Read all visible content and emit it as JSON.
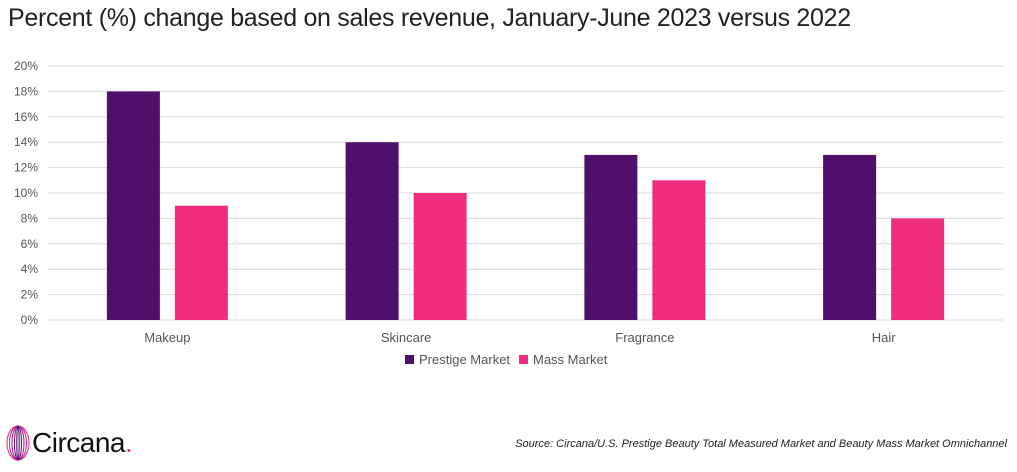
{
  "colors": {
    "prestige": "#4f0f6b",
    "mass": "#ef2c7f",
    "grid": "#d9d9d9",
    "axis_text": "#555555",
    "brand_accent": "#ef2c85"
  },
  "chart_data": {
    "type": "bar",
    "title": "Percent (%) change based on sales revenue, January-June 2023 versus 2022",
    "categories": [
      "Makeup",
      "Skincare",
      "Fragrance",
      "Hair"
    ],
    "series": [
      {
        "name": "Prestige Market",
        "values": [
          18,
          14,
          13,
          13
        ]
      },
      {
        "name": "Mass Market",
        "values": [
          9,
          10,
          11,
          8
        ]
      }
    ],
    "ylim": [
      0,
      20
    ],
    "ytick_step": 2,
    "ytick_suffix": "%",
    "xlabel": "",
    "ylabel": "",
    "grid": true,
    "legend_position": "bottom-center"
  },
  "footer": {
    "brand": "Circana",
    "brand_dot": ".",
    "source": "Source: Circana/U.S. Prestige Beauty Total Measured Market and Beauty Mass Market Omnichannel"
  }
}
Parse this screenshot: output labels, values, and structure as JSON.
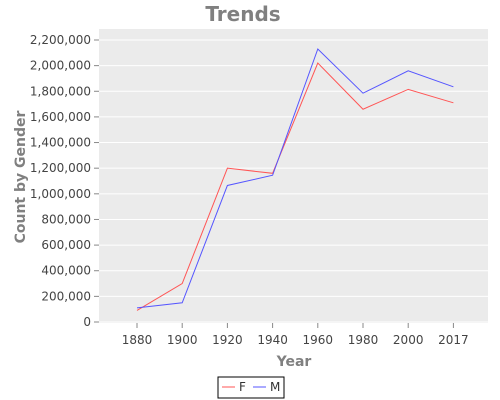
{
  "chart_data": {
    "type": "line",
    "title": "Trends",
    "xlabel": "Year",
    "ylabel": "Count by Gender",
    "categories": [
      "1880",
      "1900",
      "1920",
      "1940",
      "1960",
      "1980",
      "2000",
      "2017"
    ],
    "ylim": [
      0,
      2200000
    ],
    "yticks": [
      "0",
      "200,000",
      "400,000",
      "600,000",
      "800,000",
      "1,000,000",
      "1,200,000",
      "1,400,000",
      "1,600,000",
      "1,800,000",
      "2,000,000",
      "2,200,000"
    ],
    "series": [
      {
        "name": "F",
        "color": "#ff5555",
        "values": [
          90000,
          300000,
          1200000,
          1160000,
          2020000,
          1660000,
          1815000,
          1710000
        ]
      },
      {
        "name": "M",
        "color": "#5555ff",
        "values": [
          110000,
          150000,
          1065000,
          1145000,
          2130000,
          1785000,
          1960000,
          1835000
        ]
      }
    ],
    "grid": true,
    "legend_position": "bottom"
  }
}
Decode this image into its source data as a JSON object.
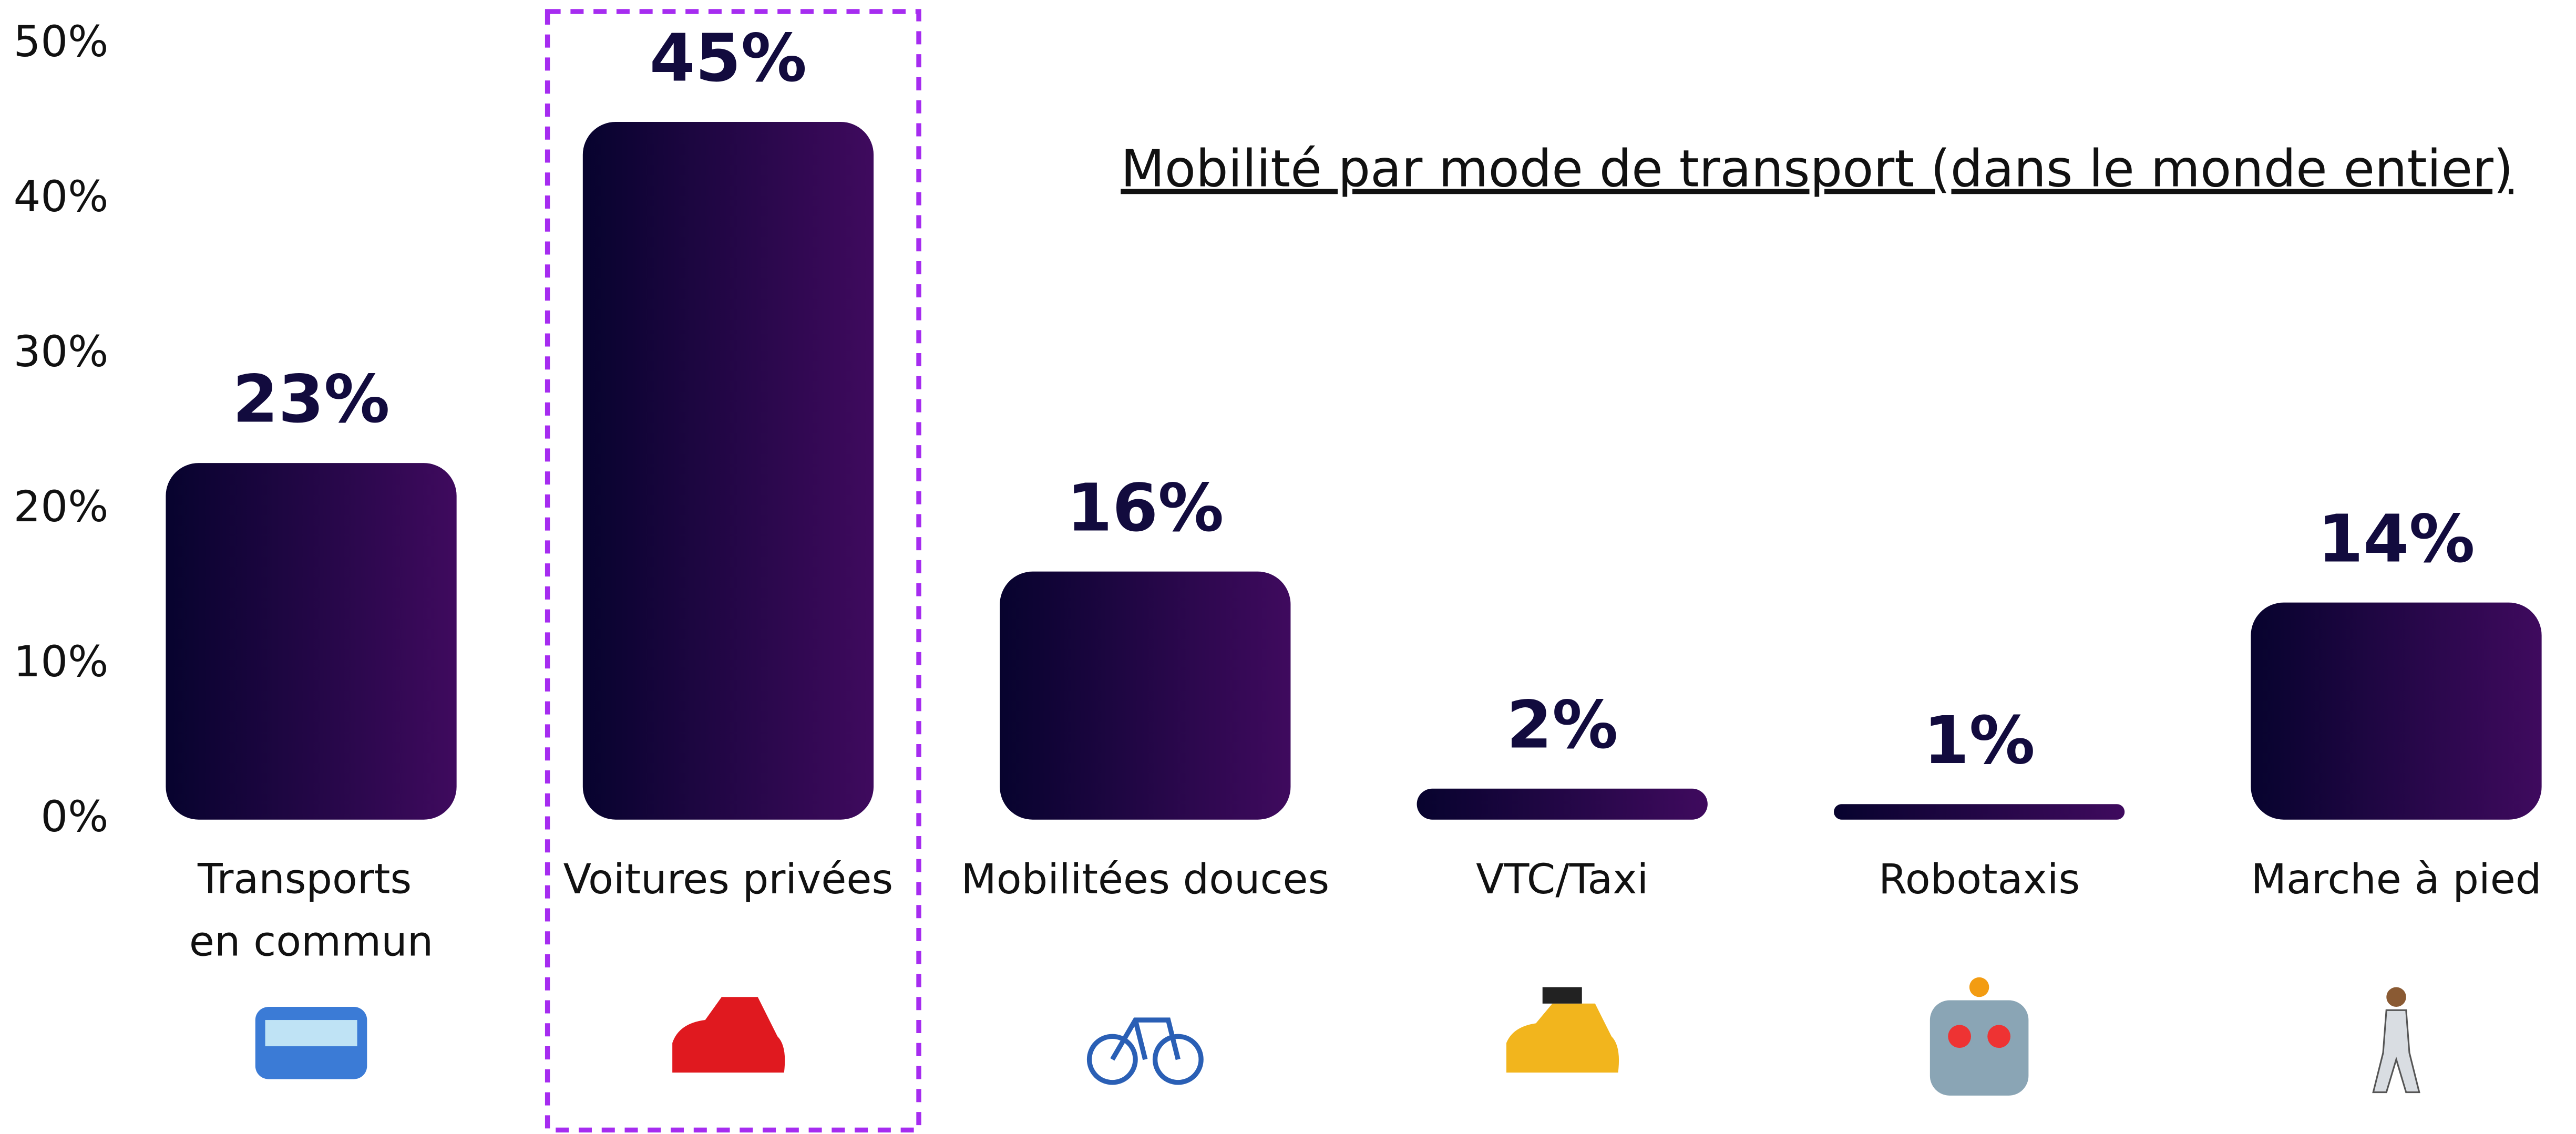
{
  "chart_data": {
    "type": "bar",
    "title": "Mobilité par mode de transport (dans le monde entier)",
    "categories": [
      "Transports en commun",
      "Voitures privées",
      "Mobilitées douces",
      "VTC/Taxi",
      "Robotaxis",
      "Marche à pied"
    ],
    "values": [
      23,
      45,
      16,
      2,
      1,
      14
    ],
    "value_labels": [
      "23%",
      "45%",
      "16%",
      "2%",
      "1%",
      "14%"
    ],
    "colors": [
      "#07032e",
      "#3f0a5e"
    ],
    "ylim": [
      0,
      50
    ],
    "yticks": [
      {
        "value": 0,
        "label": "0%"
      },
      {
        "value": 10,
        "label": "10%"
      },
      {
        "value": 20,
        "label": "20%"
      },
      {
        "value": 30,
        "label": "30%"
      },
      {
        "value": 40,
        "label": "40%"
      },
      {
        "value": 50,
        "label": "50%"
      }
    ],
    "grid": false,
    "highlight": 1,
    "highlight_color": "#a62cf0"
  }
}
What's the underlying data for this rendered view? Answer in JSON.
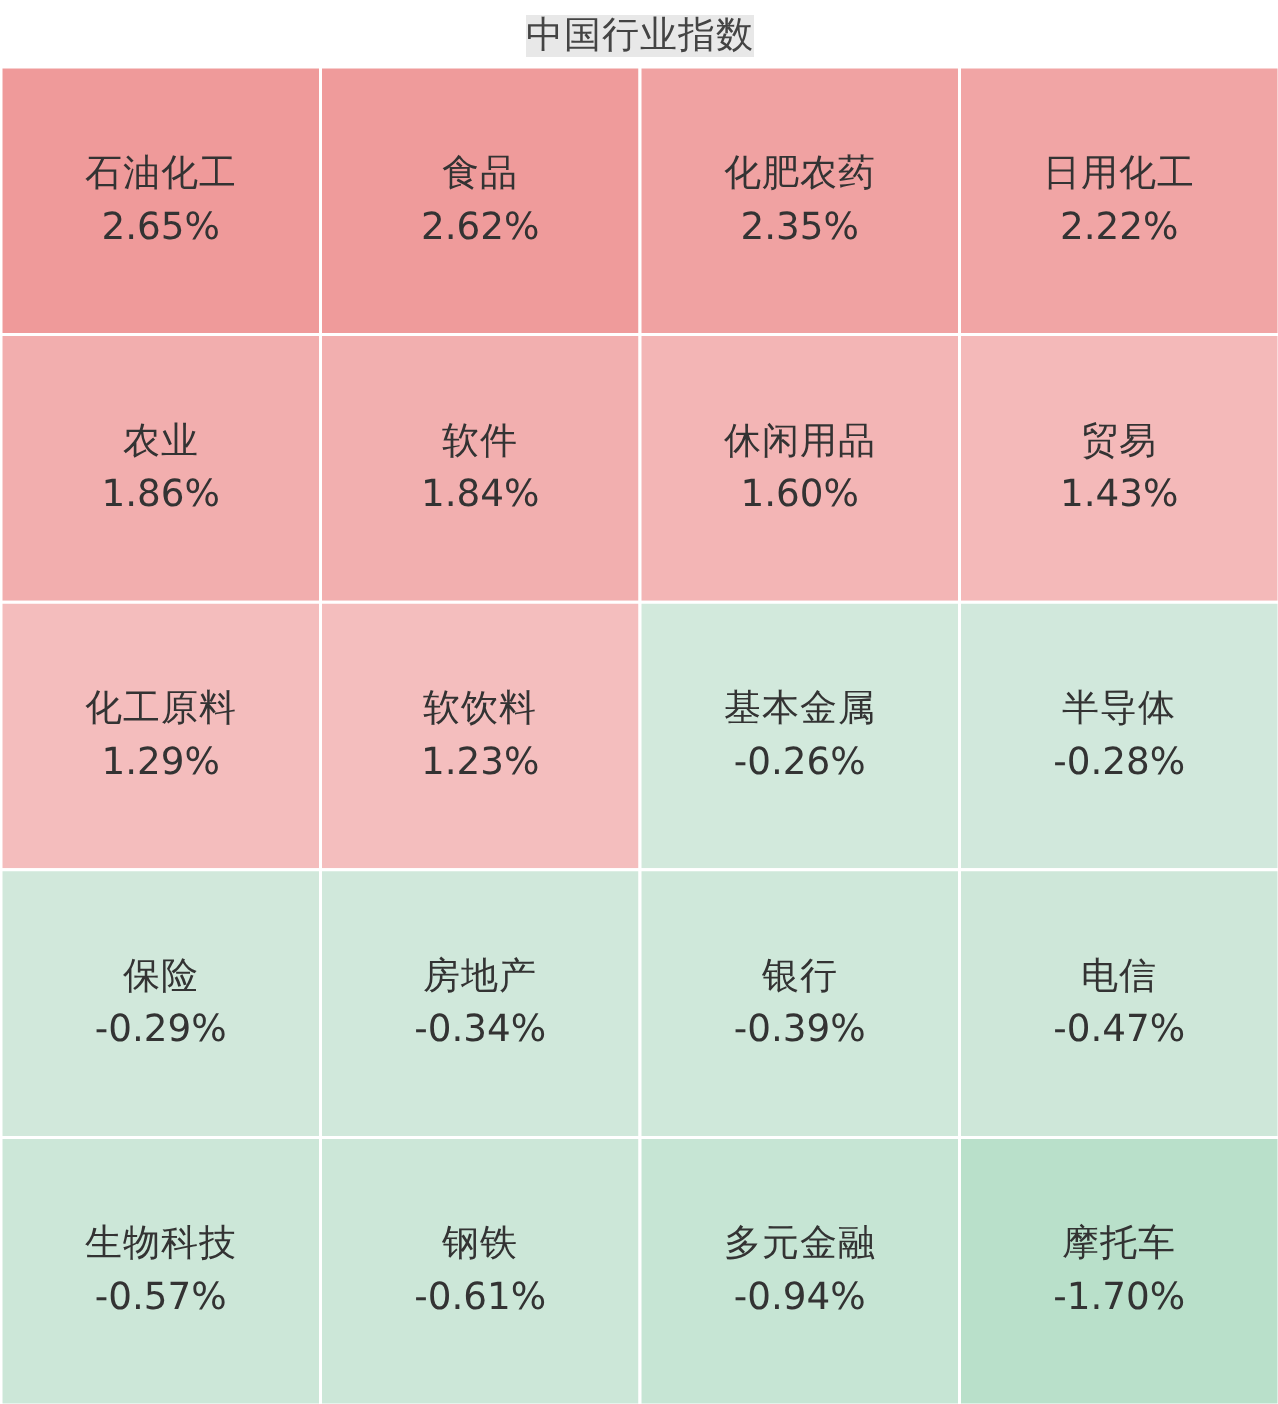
{
  "chart_data": {
    "type": "other",
    "title": "中国行业指数",
    "categories": [
      "石油化工",
      "食品",
      "化肥农药",
      "日用化工",
      "农业",
      "软件",
      "休闲用品",
      "贸易",
      "化工原料",
      "软饮料",
      "基本金属",
      "半导体",
      "保险",
      "房地产",
      "银行",
      "电信",
      "生物科技",
      "钢铁",
      "多元金融",
      "摩托车"
    ],
    "values": [
      2.65,
      2.62,
      2.35,
      2.22,
      1.86,
      1.84,
      1.6,
      1.43,
      1.29,
      1.23,
      -0.26,
      -0.28,
      -0.29,
      -0.34,
      -0.39,
      -0.47,
      -0.57,
      -0.61,
      -0.94,
      -1.7
    ],
    "value_labels": [
      "2.65%",
      "2.62%",
      "2.35%",
      "2.22%",
      "1.86%",
      "1.84%",
      "1.60%",
      "1.43%",
      "1.29%",
      "1.23%",
      "-0.26%",
      "-0.28%",
      "-0.29%",
      "-0.34%",
      "-0.39%",
      "-0.47%",
      "-0.57%",
      "-0.61%",
      "-0.94%",
      "-1.70%"
    ]
  }
}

- [GIVEN TASK]:
Quote the data above in full and without alteration; skip the pictures.

- [FULL SOLUTION]:
Read all visible content and emit it as JSON.
{
  "colors": {
    "prestige": "#4f0f6b",
    "mass": "#ef2c7f",
    "grid": "#d9d9d9",
    "axis_text": "#555555",
    "brand_accent": "#ef2c85"
  },
  "chart_data": {
    "type": "bar",
    "title": "Percent (%) change based on sales revenue, January-June 2023 versus 2022",
    "categories": [
      "Makeup",
      "Skincare",
      "Fragrance",
      "Hair"
    ],
    "series": [
      {
        "name": "Prestige Market",
        "values": [
          18,
          14,
          13,
          13
        ]
      },
      {
        "name": "Mass Market",
        "values": [
          9,
          10,
          11,
          8
        ]
      }
    ],
    "ylim": [
      0,
      20
    ],
    "ytick_step": 2,
    "ytick_suffix": "%",
    "xlabel": "",
    "ylabel": "",
    "grid": true,
    "legend_position": "bottom-center"
  },
  "footer": {
    "brand": "Circana",
    "brand_dot": ".",
    "source": "Source: Circana/U.S. Prestige Beauty Total Measured Market and Beauty Mass Market Omnichannel"
  }
}
Parse this screenshot: output labels, values, and structure as JSON.
{
  "chart_data": {
    "type": "line",
    "title": "Trends",
    "xlabel": "Year",
    "ylabel": "Count by Gender",
    "categories": [
      "1880",
      "1900",
      "1920",
      "1940",
      "1960",
      "1980",
      "2000",
      "2017"
    ],
    "ylim": [
      0,
      2200000
    ],
    "yticks": [
      "0",
      "200,000",
      "400,000",
      "600,000",
      "800,000",
      "1,000,000",
      "1,200,000",
      "1,400,000",
      "1,600,000",
      "1,800,000",
      "2,000,000",
      "2,200,000"
    ],
    "series": [
      {
        "name": "F",
        "color": "#ff5555",
        "values": [
          90000,
          300000,
          1200000,
          1160000,
          2020000,
          1660000,
          1815000,
          1710000
        ]
      },
      {
        "name": "M",
        "color": "#5555ff",
        "values": [
          110000,
          150000,
          1065000,
          1145000,
          2130000,
          1785000,
          1960000,
          1835000
        ]
      }
    ],
    "grid": true,
    "legend_position": "bottom"
  }
}
Decode this image into its source data as a JSON object.
{
  "chart_data": {
    "type": "bar",
    "title": "Mobilité par mode de transport (dans le monde entier)",
    "categories": [
      "Transports en commun",
      "Voitures privées",
      "Mobilitées douces",
      "VTC/Taxi",
      "Robotaxis",
      "Marche à pied"
    ],
    "values": [
      23,
      45,
      16,
      2,
      1,
      14
    ],
    "value_labels": [
      "23%",
      "45%",
      "16%",
      "2%",
      "1%",
      "14%"
    ],
    "colors": [
      "#07032e",
      "#3f0a5e"
    ],
    "ylim": [
      0,
      50
    ],
    "yticks": [
      {
        "value": 0,
        "label": "0%"
      },
      {
        "value": 10,
        "label": "10%"
      },
      {
        "value": 20,
        "label": "20%"
      },
      {
        "value": 30,
        "label": "30%"
      },
      {
        "value": 40,
        "label": "40%"
      },
      {
        "value": 50,
        "label": "50%"
      }
    ],
    "grid": false,
    "highlight": 1,
    "highlight_color": "#a62cf0"
  }
}
What's the underlying data for this rendered view? Answer in JSON.
{
  "chart_data": {
    "type": "other",
    "title": "中国行业指数",
    "categories": [
      "石油化工",
      "食品",
      "化肥农药",
      "日用化工",
      "农业",
      "软件",
      "休闲用品",
      "贸易",
      "化工原料",
      "软饮料",
      "基本金属",
      "半导体",
      "保险",
      "房地产",
      "银行",
      "电信",
      "生物科技",
      "钢铁",
      "多元金融",
      "摩托车"
    ],
    "values": [
      2.65,
      2.62,
      2.35,
      2.22,
      1.86,
      1.84,
      1.6,
      1.43,
      1.29,
      1.23,
      -0.26,
      -0.28,
      -0.29,
      -0.34,
      -0.39,
      -0.47,
      -0.57,
      -0.61,
      -0.94,
      -1.7
    ],
    "value_labels": [
      "2.65%",
      "2.62%",
      "2.35%",
      "2.22%",
      "1.86%",
      "1.84%",
      "1.60%",
      "1.43%",
      "1.29%",
      "1.23%",
      "-0.26%",
      "-0.28%",
      "-0.29%",
      "-0.34%",
      "-0.39%",
      "-0.47%",
      "-0.57%",
      "-0.61%",
      "-0.94%",
      "-1.70%"
    ]
  }
}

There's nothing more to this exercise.